- WORK INSTRUCTIONS
Gather from the material every line that contains the string "systems".

Data entries:

--

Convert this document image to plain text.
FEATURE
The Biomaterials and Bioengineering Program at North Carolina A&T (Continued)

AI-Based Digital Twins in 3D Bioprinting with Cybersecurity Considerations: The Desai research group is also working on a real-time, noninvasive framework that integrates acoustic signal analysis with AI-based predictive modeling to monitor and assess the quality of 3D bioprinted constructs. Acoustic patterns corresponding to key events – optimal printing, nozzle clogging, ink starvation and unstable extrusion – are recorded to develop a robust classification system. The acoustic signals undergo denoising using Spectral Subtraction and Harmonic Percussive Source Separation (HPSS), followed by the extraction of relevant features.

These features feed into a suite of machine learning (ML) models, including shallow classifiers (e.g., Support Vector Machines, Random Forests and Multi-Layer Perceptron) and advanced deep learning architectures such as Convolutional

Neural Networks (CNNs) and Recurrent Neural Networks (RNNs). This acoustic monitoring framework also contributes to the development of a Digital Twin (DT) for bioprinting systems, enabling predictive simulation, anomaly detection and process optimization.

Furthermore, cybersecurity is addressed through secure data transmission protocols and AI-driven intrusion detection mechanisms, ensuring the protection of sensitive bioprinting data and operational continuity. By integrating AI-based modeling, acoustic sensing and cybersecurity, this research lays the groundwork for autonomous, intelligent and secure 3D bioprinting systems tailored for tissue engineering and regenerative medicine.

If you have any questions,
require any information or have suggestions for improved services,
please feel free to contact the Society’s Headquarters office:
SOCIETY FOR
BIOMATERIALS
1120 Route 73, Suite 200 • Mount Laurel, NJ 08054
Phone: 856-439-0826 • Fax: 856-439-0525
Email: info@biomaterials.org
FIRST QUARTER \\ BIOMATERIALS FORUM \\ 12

--

- FINAL ANSWER
Neural Networks (CNNs) and Recurrent Neural Networks (RNNs). This acoustic monitoring framework also contributes to the development of a Digital Twin (DT) for bioprinting systems, enabling predictive simulation, anomaly detection and process optimization.
Furthermore, cybersecurity is addressed through secure data transmission protocols and AI-driven intrusion detection mechanisms, ensuring the protection of sensitive bioprinting data and operational continuity. By integrating AI-based modeling, acoustic sensing and cybersecurity, this research lays the groundwork for autonomous, intelligent and secure 3D bioprinting systems tailored for tissue engineering and regenerative medicine.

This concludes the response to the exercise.